_Goal of the exercise_
Return the listing below exactly, with the pictures dropped.

_Given records_
────────────────────────────────────────
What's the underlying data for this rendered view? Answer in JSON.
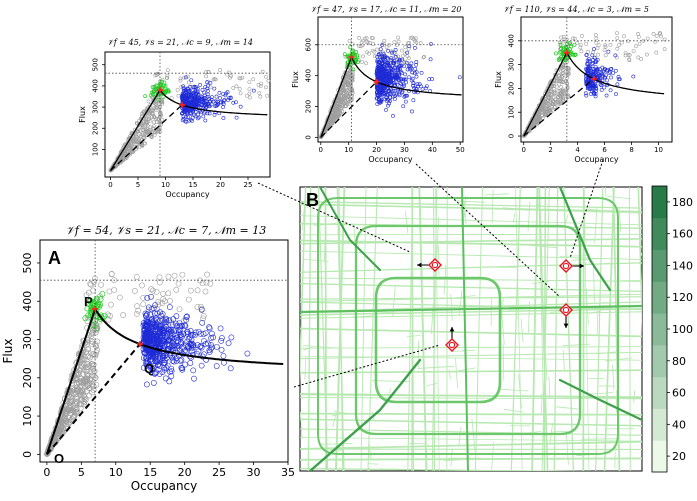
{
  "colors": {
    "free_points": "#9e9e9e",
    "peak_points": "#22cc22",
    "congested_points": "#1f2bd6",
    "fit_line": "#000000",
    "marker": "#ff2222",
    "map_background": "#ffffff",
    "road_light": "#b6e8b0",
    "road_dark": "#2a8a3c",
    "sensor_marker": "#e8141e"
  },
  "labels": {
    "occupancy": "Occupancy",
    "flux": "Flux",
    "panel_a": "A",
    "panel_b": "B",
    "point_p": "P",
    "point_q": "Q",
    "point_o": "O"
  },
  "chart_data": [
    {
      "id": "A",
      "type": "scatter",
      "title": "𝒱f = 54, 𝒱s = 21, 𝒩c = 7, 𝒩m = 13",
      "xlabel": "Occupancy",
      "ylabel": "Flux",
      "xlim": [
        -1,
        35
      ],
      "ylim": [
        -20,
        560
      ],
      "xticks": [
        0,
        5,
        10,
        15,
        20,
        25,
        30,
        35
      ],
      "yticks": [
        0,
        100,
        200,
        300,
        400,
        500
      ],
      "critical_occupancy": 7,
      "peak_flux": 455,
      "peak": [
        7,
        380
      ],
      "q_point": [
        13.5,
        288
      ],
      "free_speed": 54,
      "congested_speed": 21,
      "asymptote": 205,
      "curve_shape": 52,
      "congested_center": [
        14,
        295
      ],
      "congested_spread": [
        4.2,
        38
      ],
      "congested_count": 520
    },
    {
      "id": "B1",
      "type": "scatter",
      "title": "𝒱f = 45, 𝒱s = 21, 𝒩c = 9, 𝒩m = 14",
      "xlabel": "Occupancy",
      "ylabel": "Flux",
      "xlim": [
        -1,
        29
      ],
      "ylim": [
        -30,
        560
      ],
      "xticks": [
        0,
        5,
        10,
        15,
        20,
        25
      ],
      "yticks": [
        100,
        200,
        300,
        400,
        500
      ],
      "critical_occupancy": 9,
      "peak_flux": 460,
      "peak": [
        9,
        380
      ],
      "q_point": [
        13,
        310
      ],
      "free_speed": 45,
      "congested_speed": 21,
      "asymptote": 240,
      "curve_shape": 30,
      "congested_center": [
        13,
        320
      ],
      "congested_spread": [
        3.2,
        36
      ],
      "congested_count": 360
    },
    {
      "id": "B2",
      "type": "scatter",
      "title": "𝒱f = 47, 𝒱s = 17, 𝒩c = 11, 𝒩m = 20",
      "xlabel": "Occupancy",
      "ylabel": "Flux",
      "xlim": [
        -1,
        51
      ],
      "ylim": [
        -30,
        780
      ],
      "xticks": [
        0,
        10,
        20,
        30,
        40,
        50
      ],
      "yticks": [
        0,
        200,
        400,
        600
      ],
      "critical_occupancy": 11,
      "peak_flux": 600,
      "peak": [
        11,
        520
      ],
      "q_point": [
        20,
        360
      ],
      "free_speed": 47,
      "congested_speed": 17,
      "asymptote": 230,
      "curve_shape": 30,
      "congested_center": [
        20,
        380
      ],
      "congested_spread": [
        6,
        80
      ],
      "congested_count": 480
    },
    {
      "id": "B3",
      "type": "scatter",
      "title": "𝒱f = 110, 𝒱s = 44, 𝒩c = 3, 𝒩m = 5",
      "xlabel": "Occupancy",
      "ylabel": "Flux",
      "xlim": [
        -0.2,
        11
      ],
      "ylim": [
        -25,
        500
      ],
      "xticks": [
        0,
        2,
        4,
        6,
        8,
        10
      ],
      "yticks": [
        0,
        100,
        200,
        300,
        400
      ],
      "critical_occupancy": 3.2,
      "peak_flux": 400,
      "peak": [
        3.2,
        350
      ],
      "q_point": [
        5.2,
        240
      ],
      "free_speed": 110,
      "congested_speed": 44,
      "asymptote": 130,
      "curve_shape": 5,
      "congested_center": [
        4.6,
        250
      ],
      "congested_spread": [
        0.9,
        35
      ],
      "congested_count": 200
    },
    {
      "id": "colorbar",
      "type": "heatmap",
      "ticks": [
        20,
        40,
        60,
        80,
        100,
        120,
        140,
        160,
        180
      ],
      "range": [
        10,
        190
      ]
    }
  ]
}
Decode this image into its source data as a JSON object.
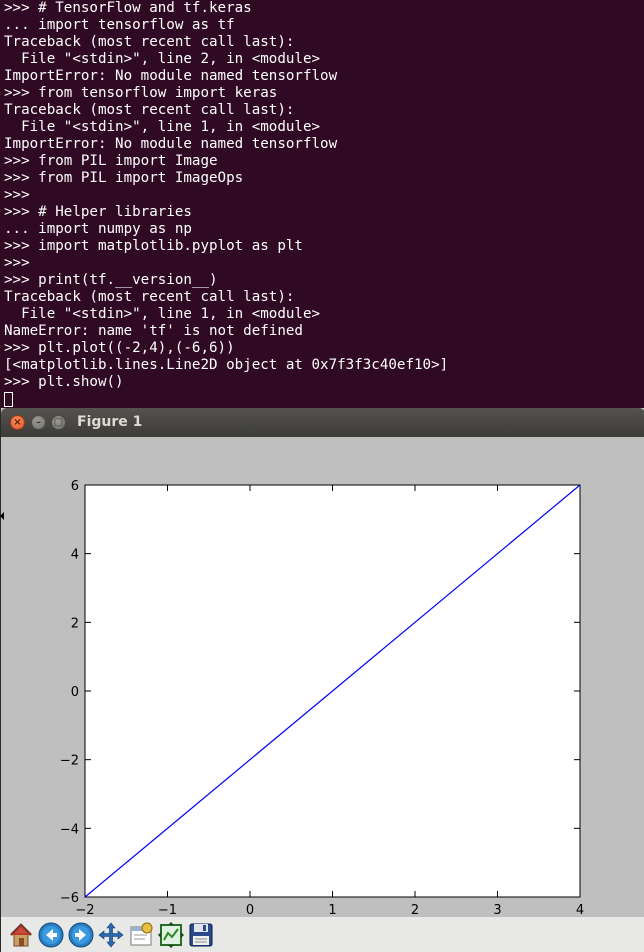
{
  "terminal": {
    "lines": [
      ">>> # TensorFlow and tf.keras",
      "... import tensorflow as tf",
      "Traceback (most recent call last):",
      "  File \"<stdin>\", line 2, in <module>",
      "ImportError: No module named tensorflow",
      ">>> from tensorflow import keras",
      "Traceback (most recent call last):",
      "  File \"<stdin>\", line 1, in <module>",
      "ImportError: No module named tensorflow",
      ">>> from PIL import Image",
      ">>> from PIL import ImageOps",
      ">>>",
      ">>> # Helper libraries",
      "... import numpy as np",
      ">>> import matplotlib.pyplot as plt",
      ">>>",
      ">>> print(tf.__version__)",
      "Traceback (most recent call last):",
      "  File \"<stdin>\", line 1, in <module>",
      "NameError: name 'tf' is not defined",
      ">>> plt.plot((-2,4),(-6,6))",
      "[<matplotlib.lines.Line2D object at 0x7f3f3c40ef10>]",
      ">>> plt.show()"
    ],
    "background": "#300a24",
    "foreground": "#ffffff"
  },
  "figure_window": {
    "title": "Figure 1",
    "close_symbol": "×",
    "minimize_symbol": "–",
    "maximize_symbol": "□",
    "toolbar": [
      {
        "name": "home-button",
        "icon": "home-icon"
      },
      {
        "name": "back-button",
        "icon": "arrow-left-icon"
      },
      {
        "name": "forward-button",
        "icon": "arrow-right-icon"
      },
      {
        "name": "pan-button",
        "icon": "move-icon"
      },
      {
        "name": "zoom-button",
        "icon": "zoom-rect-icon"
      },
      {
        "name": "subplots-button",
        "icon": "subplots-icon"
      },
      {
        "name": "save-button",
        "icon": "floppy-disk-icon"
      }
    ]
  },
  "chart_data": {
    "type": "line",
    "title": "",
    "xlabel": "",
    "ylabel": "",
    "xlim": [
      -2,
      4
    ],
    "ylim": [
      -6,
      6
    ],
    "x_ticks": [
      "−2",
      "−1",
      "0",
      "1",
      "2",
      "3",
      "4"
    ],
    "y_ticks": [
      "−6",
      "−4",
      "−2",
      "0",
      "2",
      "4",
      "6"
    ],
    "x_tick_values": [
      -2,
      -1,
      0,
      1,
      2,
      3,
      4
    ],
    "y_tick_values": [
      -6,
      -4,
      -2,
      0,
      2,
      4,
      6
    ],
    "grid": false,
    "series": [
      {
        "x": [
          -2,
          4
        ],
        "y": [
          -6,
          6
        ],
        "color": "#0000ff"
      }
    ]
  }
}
────────────────────────────────────────
_Output below_
What's the underlying data for this rendered view? Answer in JSON.
{
  "colors": {
    "free_points": "#9e9e9e",
    "peak_points": "#22cc22",
    "congested_points": "#1f2bd6",
    "fit_line": "#000000",
    "marker": "#ff2222",
    "map_background": "#ffffff",
    "road_light": "#b6e8b0",
    "road_dark": "#2a8a3c",
    "sensor_marker": "#e8141e"
  },
  "labels": {
    "occupancy": "Occupancy",
    "flux": "Flux",
    "panel_a": "A",
    "panel_b": "B",
    "point_p": "P",
    "point_q": "Q",
    "point_o": "O"
  },
  "chart_data": [
    {
      "id": "A",
      "type": "scatter",
      "title": "𝒱f = 54, 𝒱s = 21, 𝒩c = 7, 𝒩m = 13",
      "xlabel": "Occupancy",
      "ylabel": "Flux",
      "xlim": [
        -1,
        35
      ],
      "ylim": [
        -20,
        560
      ],
      "xticks": [
        0,
        5,
        10,
        15,
        20,
        25,
        30,
        35
      ],
      "yticks": [
        0,
        100,
        200,
        300,
        400,
        500
      ],
      "critical_occupancy": 7,
      "peak_flux": 455,
      "peak": [
        7,
        380
      ],
      "q_point": [
        13.5,
        288
      ],
      "free_speed": 54,
      "congested_speed": 21,
      "asymptote": 205,
      "curve_shape": 52,
      "congested_center": [
        14,
        295
      ],
      "congested_spread": [
        4.2,
        38
      ],
      "congested_count": 520
    },
    {
      "id": "B1",
      "type": "scatter",
      "title": "𝒱f = 45, 𝒱s = 21, 𝒩c = 9, 𝒩m = 14",
      "xlabel": "Occupancy",
      "ylabel": "Flux",
      "xlim": [
        -1,
        29
      ],
      "ylim": [
        -30,
        560
      ],
      "xticks": [
        0,
        5,
        10,
        15,
        20,
        25
      ],
      "yticks": [
        100,
        200,
        300,
        400,
        500
      ],
      "critical_occupancy": 9,
      "peak_flux": 460,
      "peak": [
        9,
        380
      ],
      "q_point": [
        13,
        310
      ],
      "free_speed": 45,
      "congested_speed": 21,
      "asymptote": 240,
      "curve_shape": 30,
      "congested_center": [
        13,
        320
      ],
      "congested_spread": [
        3.2,
        36
      ],
      "congested_count": 360
    },
    {
      "id": "B2",
      "type": "scatter",
      "title": "𝒱f = 47, 𝒱s = 17, 𝒩c = 11, 𝒩m = 20",
      "xlabel": "Occupancy",
      "ylabel": "Flux",
      "xlim": [
        -1,
        51
      ],
      "ylim": [
        -30,
        780
      ],
      "xticks": [
        0,
        10,
        20,
        30,
        40,
        50
      ],
      "yticks": [
        0,
        200,
        400,
        600
      ],
      "critical_occupancy": 11,
      "peak_flux": 600,
      "peak": [
        11,
        520
      ],
      "q_point": [
        20,
        360
      ],
      "free_speed": 47,
      "congested_speed": 17,
      "asymptote": 230,
      "curve_shape": 30,
      "congested_center": [
        20,
        380
      ],
      "congested_spread": [
        6,
        80
      ],
      "congested_count": 480
    },
    {
      "id": "B3",
      "type": "scatter",
      "title": "𝒱f = 110, 𝒱s = 44, 𝒩c = 3, 𝒩m = 5",
      "xlabel": "Occupancy",
      "ylabel": "Flux",
      "xlim": [
        -0.2,
        11
      ],
      "ylim": [
        -25,
        500
      ],
      "xticks": [
        0,
        2,
        4,
        6,
        8,
        10
      ],
      "yticks": [
        0,
        100,
        200,
        300,
        400
      ],
      "critical_occupancy": 3.2,
      "peak_flux": 400,
      "peak": [
        3.2,
        350
      ],
      "q_point": [
        5.2,
        240
      ],
      "free_speed": 110,
      "congested_speed": 44,
      "asymptote": 130,
      "curve_shape": 5,
      "congested_center": [
        4.6,
        250
      ],
      "congested_spread": [
        0.9,
        35
      ],
      "congested_count": 200
    },
    {
      "id": "colorbar",
      "type": "heatmap",
      "ticks": [
        20,
        40,
        60,
        80,
        100,
        120,
        140,
        160,
        180
      ],
      "range": [
        10,
        190
      ]
    }
  ]
}
Decode this image into its source data as a JSON object.
{
  "terminal": {
    "lines": [
      ">>> # TensorFlow and tf.keras",
      "... import tensorflow as tf",
      "Traceback (most recent call last):",
      "  File \"<stdin>\", line 2, in <module>",
      "ImportError: No module named tensorflow",
      ">>> from tensorflow import keras",
      "Traceback (most recent call last):",
      "  File \"<stdin>\", line 1, in <module>",
      "ImportError: No module named tensorflow",
      ">>> from PIL import Image",
      ">>> from PIL import ImageOps",
      ">>>",
      ">>> # Helper libraries",
      "... import numpy as np",
      ">>> import matplotlib.pyplot as plt",
      ">>>",
      ">>> print(tf.__version__)",
      "Traceback (most recent call last):",
      "  File \"<stdin>\", line 1, in <module>",
      "NameError: name 'tf' is not defined",
      ">>> plt.plot((-2,4),(-6,6))",
      "[<matplotlib.lines.Line2D object at 0x7f3f3c40ef10>]",
      ">>> plt.show()"
    ],
    "background": "#300a24",
    "foreground": "#ffffff"
  },
  "figure_window": {
    "title": "Figure 1",
    "close_symbol": "×",
    "minimize_symbol": "–",
    "maximize_symbol": "□",
    "toolbar": [
      {
        "name": "home-button",
        "icon": "home-icon"
      },
      {
        "name": "back-button",
        "icon": "arrow-left-icon"
      },
      {
        "name": "forward-button",
        "icon": "arrow-right-icon"
      },
      {
        "name": "pan-button",
        "icon": "move-icon"
      },
      {
        "name": "zoom-button",
        "icon": "zoom-rect-icon"
      },
      {
        "name": "subplots-button",
        "icon": "subplots-icon"
      },
      {
        "name": "save-button",
        "icon": "floppy-disk-icon"
      }
    ]
  },
  "chart_data": {
    "type": "line",
    "title": "",
    "xlabel": "",
    "ylabel": "",
    "xlim": [
      -2,
      4
    ],
    "ylim": [
      -6,
      6
    ],
    "x_ticks": [
      "−2",
      "−1",
      "0",
      "1",
      "2",
      "3",
      "4"
    ],
    "y_ticks": [
      "−6",
      "−4",
      "−2",
      "0",
      "2",
      "4",
      "6"
    ],
    "x_tick_values": [
      -2,
      -1,
      0,
      1,
      2,
      3,
      4
    ],
    "y_tick_values": [
      -6,
      -4,
      -2,
      0,
      2,
      4,
      6
    ],
    "grid": false,
    "series": [
      {
        "x": [
          -2,
          4
        ],
        "y": [
          -6,
          6
        ],
        "color": "#0000ff"
      }
    ]
  }
}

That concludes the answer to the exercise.